PROBLEM STATEMENT: Please count how many lines of the records below contain the string "tick", matching case exactly, and reply with only that number.

* start DATA FOR THIS TASK *

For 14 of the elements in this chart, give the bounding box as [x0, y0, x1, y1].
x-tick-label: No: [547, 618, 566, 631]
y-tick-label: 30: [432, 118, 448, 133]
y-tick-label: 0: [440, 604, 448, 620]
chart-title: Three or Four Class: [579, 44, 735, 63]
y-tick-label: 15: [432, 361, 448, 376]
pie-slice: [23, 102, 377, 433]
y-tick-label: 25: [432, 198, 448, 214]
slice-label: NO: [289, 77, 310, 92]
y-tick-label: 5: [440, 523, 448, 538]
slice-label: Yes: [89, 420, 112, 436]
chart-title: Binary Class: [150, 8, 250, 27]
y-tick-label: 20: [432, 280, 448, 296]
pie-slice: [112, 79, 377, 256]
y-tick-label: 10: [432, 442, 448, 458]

* end DATA FOR THIS TASK *

EXERCISE RESPONSE: 8